** Instructions to follow **
Print every record below exactly as written.
--- start of Exercise data ---
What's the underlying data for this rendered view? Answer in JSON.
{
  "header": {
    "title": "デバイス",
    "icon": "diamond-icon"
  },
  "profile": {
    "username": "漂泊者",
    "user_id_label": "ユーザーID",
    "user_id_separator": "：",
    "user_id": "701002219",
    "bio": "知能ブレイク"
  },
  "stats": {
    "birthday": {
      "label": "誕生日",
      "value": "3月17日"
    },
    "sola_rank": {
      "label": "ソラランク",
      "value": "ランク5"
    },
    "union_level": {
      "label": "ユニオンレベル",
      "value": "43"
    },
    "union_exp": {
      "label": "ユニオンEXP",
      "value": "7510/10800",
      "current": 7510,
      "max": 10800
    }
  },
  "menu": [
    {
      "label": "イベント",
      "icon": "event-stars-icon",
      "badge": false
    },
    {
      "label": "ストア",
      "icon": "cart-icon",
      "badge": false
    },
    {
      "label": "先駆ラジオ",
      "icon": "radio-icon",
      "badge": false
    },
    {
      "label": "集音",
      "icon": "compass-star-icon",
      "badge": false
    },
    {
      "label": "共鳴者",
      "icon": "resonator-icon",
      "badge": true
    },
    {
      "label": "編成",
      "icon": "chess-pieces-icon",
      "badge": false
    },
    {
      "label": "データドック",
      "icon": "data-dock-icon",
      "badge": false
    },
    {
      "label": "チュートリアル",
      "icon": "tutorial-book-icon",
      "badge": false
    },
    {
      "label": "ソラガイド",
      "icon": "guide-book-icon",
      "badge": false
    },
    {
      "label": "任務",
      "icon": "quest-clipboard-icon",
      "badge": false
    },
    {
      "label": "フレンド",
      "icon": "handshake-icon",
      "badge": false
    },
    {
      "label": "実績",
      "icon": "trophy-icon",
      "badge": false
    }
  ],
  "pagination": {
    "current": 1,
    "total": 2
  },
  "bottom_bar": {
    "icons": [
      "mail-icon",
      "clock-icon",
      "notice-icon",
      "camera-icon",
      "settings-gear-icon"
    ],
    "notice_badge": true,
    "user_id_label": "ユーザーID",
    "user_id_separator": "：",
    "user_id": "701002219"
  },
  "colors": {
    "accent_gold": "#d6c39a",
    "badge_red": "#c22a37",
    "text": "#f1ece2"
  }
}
--- end of Exercise data ---
** Full output **
What's the underlying data for this rendered view? Answer in JSON.
{
  "header": {
    "title": "デバイス",
    "icon": "diamond-icon"
  },
  "profile": {
    "username": "漂泊者",
    "user_id_label": "ユーザーID",
    "user_id_separator": "：",
    "user_id": "701002219",
    "bio": "知能ブレイク"
  },
  "stats": {
    "birthday": {
      "label": "誕生日",
      "value": "3月17日"
    },
    "sola_rank": {
      "label": "ソラランク",
      "value": "ランク5"
    },
    "union_level": {
      "label": "ユニオンレベル",
      "value": "43"
    },
    "union_exp": {
      "label": "ユニオンEXP",
      "value": "7510/10800",
      "current": 7510,
      "max": 10800
    }
  },
  "menu": [
    {
      "label": "イベント",
      "icon": "event-stars-icon",
      "badge": false
    },
    {
      "label": "ストア",
      "icon": "cart-icon",
      "badge": false
    },
    {
      "label": "先駆ラジオ",
      "icon": "radio-icon",
      "badge": false
    },
    {
      "label": "集音",
      "icon": "compass-star-icon",
      "badge": false
    },
    {
      "label": "共鳴者",
      "icon": "resonator-icon",
      "badge": true
    },
    {
      "label": "編成",
      "icon": "chess-pieces-icon",
      "badge": false
    },
    {
      "label": "データドック",
      "icon": "data-dock-icon",
      "badge": false
    },
    {
      "label": "チュートリアル",
      "icon": "tutorial-book-icon",
      "badge": false
    },
    {
      "label": "ソラガイド",
      "icon": "guide-book-icon",
      "badge": false
    },
    {
      "label": "任務",
      "icon": "quest-clipboard-icon",
      "badge": false
    },
    {
      "label": "フレンド",
      "icon": "handshake-icon",
      "badge": false
    },
    {
      "label": "実績",
      "icon": "trophy-icon",
      "badge": false
    }
  ],
  "pagination": {
    "current": 1,
    "total": 2
  },
  "bottom_bar": {
    "icons": [
      "mail-icon",
      "clock-icon",
      "notice-icon",
      "camera-icon",
      "settings-gear-icon"
    ],
    "notice_badge": true,
    "user_id_label": "ユーザーID",
    "user_id_separator": "：",
    "user_id": "701002219"
  },
  "colors": {
    "accent_gold": "#d6c39a",
    "badge_red": "#c22a37",
    "text": "#f1ece2"
  }
}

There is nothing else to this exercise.